SOURCE RECORDS START
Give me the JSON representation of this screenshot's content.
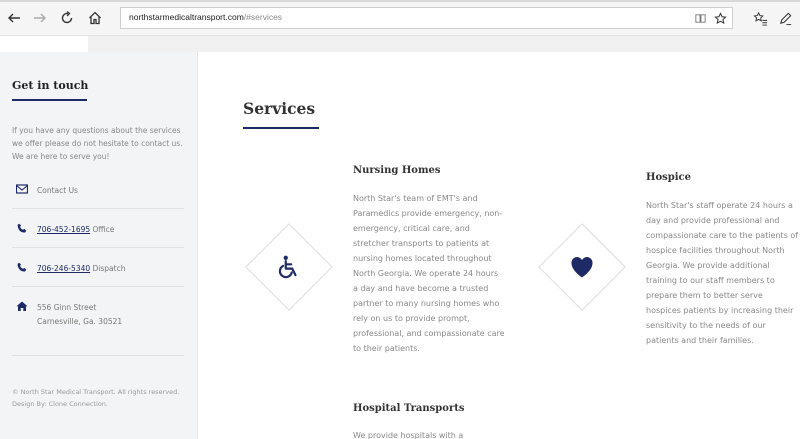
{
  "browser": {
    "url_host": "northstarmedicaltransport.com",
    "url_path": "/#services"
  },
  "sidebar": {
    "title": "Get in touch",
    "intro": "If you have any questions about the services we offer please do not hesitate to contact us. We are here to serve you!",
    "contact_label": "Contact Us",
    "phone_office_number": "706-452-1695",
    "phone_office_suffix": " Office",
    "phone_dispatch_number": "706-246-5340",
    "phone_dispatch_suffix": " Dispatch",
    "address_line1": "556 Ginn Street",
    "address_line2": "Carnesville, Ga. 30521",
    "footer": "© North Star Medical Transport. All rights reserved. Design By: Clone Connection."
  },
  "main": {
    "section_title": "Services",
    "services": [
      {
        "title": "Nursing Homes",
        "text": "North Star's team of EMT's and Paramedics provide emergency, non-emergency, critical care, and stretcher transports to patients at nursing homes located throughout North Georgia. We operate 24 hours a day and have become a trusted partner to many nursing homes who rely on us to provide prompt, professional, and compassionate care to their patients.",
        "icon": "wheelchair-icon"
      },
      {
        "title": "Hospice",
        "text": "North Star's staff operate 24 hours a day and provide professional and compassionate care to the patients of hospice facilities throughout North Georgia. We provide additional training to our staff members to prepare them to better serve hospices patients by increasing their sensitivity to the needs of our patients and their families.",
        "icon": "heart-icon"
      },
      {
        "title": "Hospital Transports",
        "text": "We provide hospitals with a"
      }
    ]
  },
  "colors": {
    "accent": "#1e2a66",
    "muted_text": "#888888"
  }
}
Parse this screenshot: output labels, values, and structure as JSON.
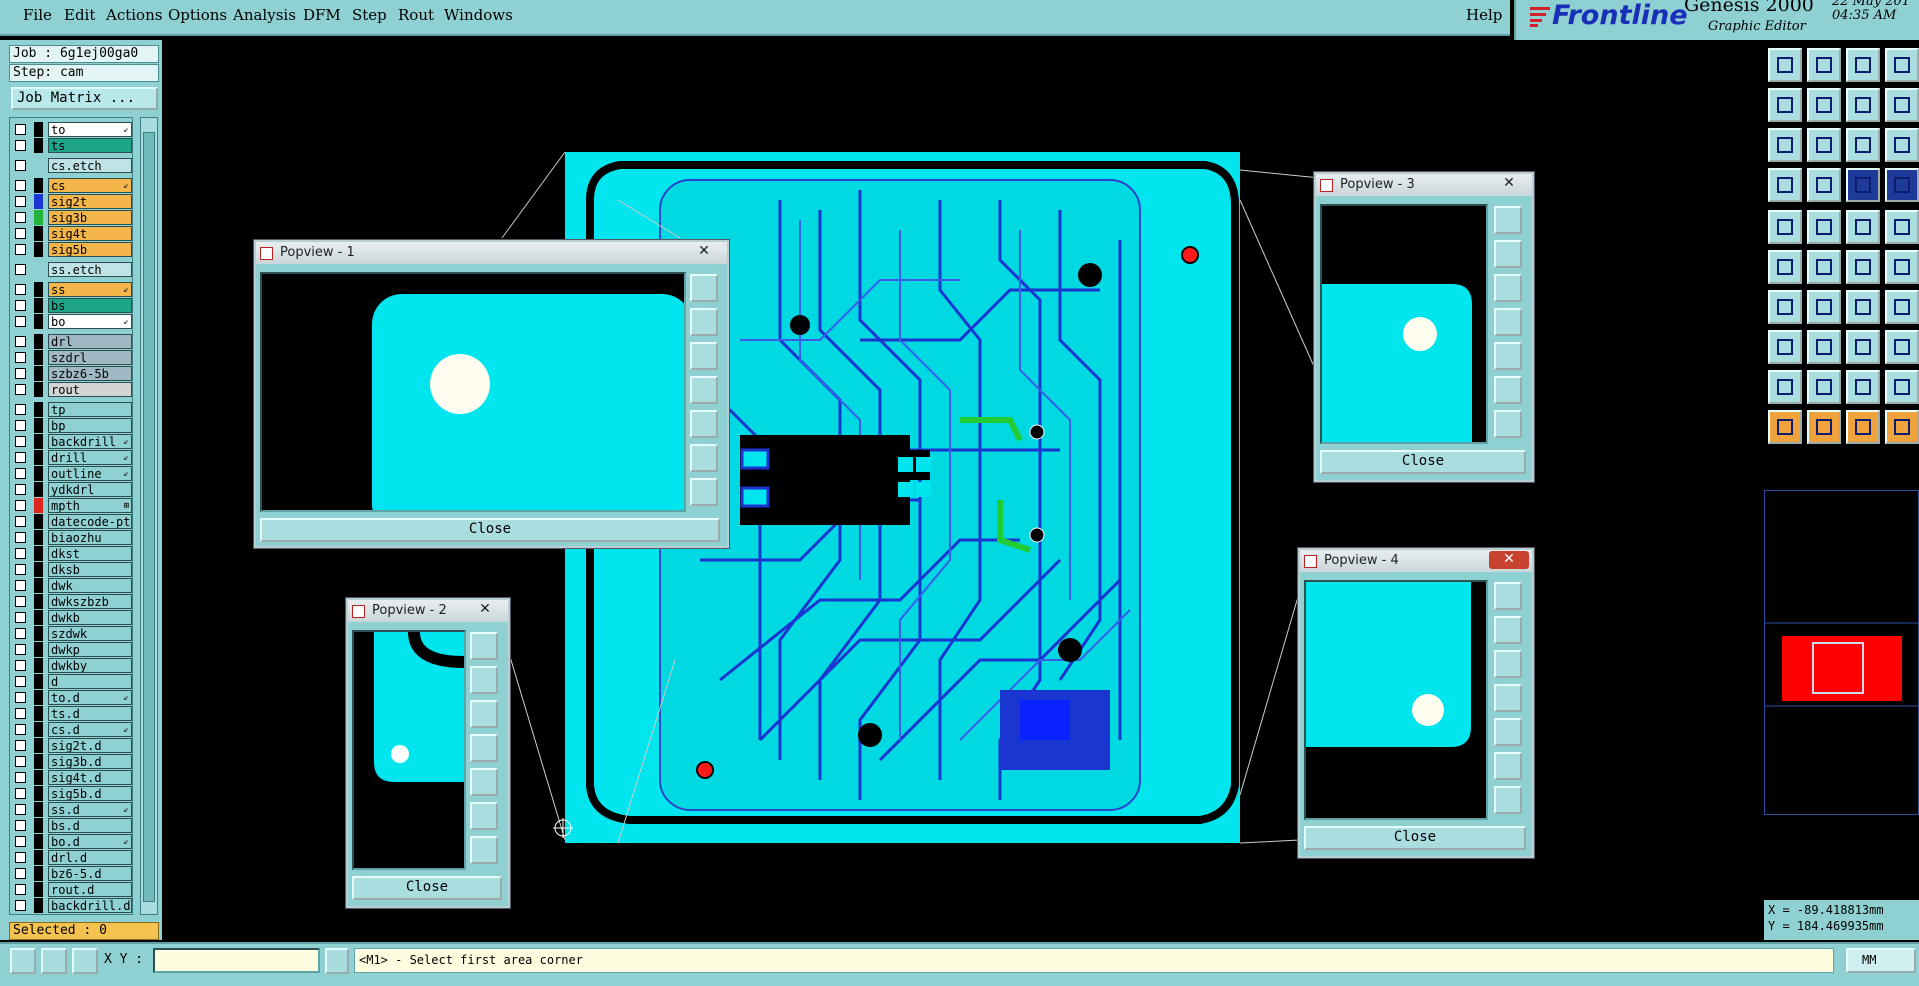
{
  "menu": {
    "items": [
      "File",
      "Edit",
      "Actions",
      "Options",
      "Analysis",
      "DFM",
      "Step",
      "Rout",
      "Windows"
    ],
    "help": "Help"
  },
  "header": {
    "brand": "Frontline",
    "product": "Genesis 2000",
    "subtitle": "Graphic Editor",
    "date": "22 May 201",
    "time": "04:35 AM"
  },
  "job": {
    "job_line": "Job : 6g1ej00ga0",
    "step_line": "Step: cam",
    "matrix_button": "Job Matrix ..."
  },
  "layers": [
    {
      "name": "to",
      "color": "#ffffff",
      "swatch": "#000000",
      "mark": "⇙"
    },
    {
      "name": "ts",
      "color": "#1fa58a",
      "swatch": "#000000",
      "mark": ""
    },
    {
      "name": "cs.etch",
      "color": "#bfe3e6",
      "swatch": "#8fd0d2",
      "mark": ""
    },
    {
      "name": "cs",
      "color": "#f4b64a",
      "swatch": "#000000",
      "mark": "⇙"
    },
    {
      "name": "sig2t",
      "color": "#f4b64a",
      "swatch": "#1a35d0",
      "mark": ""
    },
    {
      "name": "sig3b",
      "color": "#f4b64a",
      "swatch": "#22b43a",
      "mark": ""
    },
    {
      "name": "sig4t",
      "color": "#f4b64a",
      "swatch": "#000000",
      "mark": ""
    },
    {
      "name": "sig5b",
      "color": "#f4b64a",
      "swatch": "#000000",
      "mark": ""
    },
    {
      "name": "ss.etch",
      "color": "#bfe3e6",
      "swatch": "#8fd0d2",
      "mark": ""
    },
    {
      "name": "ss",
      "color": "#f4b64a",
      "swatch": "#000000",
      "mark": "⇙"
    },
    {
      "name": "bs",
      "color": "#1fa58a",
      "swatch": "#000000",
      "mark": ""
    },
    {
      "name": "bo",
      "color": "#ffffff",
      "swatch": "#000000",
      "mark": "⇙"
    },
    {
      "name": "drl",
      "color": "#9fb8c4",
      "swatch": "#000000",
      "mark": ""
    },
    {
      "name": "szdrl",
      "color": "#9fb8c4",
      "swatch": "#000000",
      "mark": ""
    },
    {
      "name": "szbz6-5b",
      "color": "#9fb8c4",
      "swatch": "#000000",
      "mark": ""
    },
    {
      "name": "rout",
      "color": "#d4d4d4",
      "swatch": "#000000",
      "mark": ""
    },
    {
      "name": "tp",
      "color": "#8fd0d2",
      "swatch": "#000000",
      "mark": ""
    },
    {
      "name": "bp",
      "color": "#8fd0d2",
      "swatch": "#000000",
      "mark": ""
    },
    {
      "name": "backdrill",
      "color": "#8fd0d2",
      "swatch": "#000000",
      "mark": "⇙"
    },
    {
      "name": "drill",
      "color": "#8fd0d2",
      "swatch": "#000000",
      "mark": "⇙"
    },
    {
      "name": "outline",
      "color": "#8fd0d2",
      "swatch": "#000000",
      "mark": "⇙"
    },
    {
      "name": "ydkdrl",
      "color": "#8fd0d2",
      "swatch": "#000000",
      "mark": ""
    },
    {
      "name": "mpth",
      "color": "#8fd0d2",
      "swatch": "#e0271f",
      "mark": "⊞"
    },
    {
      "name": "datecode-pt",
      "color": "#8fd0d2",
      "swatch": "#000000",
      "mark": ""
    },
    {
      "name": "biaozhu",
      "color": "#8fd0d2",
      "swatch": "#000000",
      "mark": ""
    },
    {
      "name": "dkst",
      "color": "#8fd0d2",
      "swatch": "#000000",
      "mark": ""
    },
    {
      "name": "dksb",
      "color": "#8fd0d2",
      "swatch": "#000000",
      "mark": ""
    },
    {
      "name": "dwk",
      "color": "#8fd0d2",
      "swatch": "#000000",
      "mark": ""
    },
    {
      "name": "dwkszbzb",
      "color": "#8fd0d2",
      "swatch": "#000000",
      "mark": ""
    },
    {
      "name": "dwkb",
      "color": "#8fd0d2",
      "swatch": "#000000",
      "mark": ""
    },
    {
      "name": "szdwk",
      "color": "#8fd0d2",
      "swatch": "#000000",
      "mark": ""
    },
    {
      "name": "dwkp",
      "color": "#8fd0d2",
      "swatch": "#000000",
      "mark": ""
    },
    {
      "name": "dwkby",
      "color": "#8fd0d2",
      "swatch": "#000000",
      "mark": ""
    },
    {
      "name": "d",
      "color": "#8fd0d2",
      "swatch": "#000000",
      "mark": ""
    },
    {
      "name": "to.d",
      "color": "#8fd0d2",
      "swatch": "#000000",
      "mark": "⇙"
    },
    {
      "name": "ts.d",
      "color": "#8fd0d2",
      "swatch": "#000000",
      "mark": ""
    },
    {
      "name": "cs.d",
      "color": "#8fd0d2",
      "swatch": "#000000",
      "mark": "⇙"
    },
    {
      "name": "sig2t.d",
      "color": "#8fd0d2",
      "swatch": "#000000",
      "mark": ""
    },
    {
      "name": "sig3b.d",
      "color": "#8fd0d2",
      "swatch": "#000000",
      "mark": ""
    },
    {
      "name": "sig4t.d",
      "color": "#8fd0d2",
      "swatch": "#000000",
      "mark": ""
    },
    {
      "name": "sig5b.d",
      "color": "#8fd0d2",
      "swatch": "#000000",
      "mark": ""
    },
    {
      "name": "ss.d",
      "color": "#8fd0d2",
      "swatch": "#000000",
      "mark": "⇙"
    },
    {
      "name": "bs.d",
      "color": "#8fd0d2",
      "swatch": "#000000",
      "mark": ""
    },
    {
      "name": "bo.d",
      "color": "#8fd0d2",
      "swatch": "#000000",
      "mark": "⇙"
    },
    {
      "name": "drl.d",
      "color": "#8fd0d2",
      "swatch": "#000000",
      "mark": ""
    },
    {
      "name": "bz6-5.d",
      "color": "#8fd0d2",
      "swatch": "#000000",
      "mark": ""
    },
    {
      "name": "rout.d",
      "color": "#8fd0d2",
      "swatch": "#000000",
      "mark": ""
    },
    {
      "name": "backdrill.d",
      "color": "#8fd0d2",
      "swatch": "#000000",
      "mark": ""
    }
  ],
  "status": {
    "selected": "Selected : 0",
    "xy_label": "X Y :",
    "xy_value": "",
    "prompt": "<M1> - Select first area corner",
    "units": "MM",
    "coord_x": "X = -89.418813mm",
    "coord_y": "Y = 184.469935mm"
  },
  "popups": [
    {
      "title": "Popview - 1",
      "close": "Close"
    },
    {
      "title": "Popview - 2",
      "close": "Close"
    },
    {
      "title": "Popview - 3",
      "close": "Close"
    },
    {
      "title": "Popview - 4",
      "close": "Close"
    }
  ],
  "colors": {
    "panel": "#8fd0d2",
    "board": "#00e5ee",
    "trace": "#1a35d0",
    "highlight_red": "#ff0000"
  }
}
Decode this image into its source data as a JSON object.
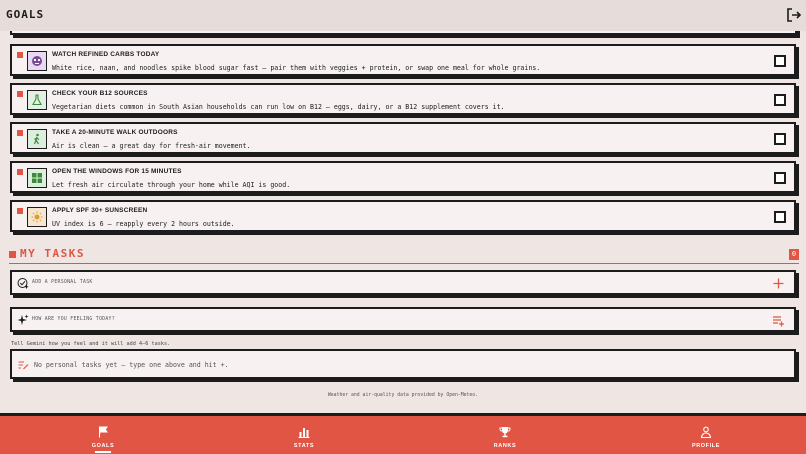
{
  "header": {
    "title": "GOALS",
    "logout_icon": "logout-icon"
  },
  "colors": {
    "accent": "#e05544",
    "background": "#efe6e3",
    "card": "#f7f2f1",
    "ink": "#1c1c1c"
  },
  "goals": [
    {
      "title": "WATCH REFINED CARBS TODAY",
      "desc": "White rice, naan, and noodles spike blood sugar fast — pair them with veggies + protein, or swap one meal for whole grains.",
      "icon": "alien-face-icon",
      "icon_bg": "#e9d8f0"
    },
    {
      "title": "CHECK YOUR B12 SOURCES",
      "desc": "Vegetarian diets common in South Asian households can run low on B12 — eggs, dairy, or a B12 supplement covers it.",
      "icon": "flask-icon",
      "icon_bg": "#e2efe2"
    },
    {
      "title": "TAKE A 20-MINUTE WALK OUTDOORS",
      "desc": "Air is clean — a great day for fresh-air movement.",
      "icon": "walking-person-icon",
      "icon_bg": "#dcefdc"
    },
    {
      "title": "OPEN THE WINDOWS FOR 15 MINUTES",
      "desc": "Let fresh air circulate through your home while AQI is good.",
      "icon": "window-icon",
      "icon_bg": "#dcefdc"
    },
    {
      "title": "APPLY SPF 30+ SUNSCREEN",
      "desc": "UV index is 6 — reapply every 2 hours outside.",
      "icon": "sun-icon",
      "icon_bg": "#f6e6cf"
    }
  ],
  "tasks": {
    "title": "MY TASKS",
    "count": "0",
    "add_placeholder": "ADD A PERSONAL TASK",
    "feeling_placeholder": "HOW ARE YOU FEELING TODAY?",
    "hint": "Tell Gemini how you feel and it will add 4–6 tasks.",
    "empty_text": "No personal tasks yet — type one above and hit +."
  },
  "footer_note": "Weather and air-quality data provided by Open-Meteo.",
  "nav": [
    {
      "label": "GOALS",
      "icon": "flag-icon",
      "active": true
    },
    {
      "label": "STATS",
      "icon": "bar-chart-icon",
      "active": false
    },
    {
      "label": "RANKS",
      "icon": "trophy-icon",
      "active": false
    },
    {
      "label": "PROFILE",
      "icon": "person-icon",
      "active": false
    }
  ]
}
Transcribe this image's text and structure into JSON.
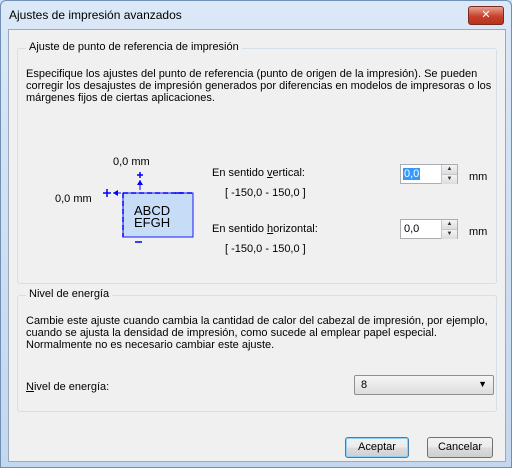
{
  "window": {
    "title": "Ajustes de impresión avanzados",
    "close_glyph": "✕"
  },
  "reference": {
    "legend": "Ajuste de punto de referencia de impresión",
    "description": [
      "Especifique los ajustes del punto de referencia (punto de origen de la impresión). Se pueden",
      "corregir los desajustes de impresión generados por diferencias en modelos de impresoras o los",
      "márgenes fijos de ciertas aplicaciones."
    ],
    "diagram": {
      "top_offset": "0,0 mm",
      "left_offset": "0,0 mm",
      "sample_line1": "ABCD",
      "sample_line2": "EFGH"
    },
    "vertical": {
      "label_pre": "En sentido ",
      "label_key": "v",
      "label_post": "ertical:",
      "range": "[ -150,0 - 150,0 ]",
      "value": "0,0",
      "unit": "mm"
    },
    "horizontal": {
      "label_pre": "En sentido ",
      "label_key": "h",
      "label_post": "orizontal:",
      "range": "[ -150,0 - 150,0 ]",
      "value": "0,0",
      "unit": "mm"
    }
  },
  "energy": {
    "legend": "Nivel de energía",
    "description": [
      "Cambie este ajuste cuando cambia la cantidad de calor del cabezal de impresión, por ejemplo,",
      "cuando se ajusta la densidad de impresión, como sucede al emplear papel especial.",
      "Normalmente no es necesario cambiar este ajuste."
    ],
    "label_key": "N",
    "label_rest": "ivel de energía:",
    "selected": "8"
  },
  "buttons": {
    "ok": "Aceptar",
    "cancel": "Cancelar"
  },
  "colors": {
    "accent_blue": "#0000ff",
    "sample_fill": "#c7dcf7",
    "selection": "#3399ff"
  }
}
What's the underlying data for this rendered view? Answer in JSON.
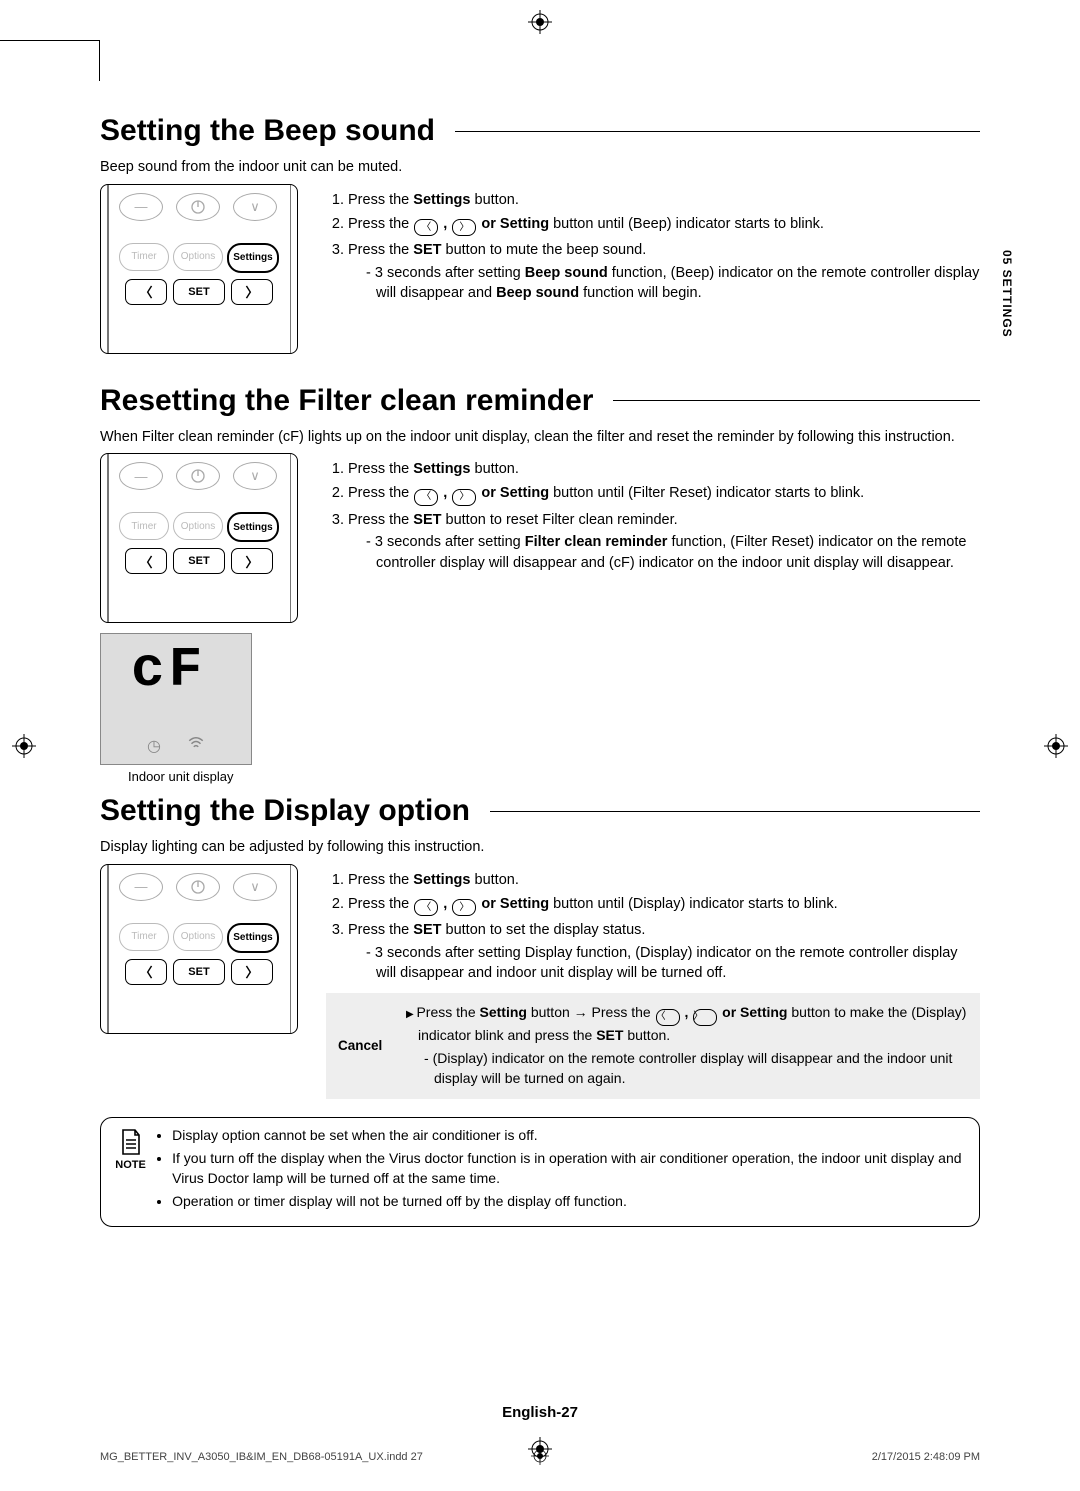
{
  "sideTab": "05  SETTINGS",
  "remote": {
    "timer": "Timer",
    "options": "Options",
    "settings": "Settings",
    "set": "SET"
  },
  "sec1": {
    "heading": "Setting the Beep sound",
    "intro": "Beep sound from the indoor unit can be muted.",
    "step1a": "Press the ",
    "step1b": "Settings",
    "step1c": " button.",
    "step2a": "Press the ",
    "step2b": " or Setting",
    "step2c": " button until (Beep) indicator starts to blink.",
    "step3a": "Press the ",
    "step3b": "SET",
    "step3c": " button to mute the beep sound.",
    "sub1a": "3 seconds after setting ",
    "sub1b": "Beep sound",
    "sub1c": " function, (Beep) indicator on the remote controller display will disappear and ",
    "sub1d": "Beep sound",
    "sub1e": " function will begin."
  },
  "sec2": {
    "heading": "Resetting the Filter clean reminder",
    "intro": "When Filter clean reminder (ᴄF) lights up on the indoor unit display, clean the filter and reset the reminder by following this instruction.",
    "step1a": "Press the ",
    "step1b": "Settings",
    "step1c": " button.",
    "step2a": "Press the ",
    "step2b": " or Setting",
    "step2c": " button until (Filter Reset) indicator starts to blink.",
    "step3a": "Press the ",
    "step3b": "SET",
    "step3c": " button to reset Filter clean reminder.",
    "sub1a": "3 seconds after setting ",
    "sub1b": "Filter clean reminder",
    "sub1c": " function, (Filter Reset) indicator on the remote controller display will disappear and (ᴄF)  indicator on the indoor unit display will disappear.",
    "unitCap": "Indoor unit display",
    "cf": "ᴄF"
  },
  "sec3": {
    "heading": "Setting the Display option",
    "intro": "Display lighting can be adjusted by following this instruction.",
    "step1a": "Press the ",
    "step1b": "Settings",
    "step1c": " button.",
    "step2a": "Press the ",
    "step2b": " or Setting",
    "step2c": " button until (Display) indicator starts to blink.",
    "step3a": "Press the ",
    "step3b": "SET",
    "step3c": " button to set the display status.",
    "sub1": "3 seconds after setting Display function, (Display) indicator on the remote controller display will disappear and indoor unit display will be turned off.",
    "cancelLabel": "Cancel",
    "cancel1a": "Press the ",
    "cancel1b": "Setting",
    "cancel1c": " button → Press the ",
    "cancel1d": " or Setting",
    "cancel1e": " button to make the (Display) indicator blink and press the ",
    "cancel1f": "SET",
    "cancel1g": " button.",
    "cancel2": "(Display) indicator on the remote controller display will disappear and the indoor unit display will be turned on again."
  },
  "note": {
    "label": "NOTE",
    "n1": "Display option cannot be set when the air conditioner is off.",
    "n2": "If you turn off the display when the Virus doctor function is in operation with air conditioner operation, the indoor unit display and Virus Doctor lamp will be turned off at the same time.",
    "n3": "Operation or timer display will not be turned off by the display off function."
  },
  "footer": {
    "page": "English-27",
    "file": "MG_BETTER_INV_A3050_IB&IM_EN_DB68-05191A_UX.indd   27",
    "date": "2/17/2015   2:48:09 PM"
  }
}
SOURCE RECORDS END
Tally the lines of the records that contain "energía", then write only the total.

OUTPUT FOR THIS EXERCISE
2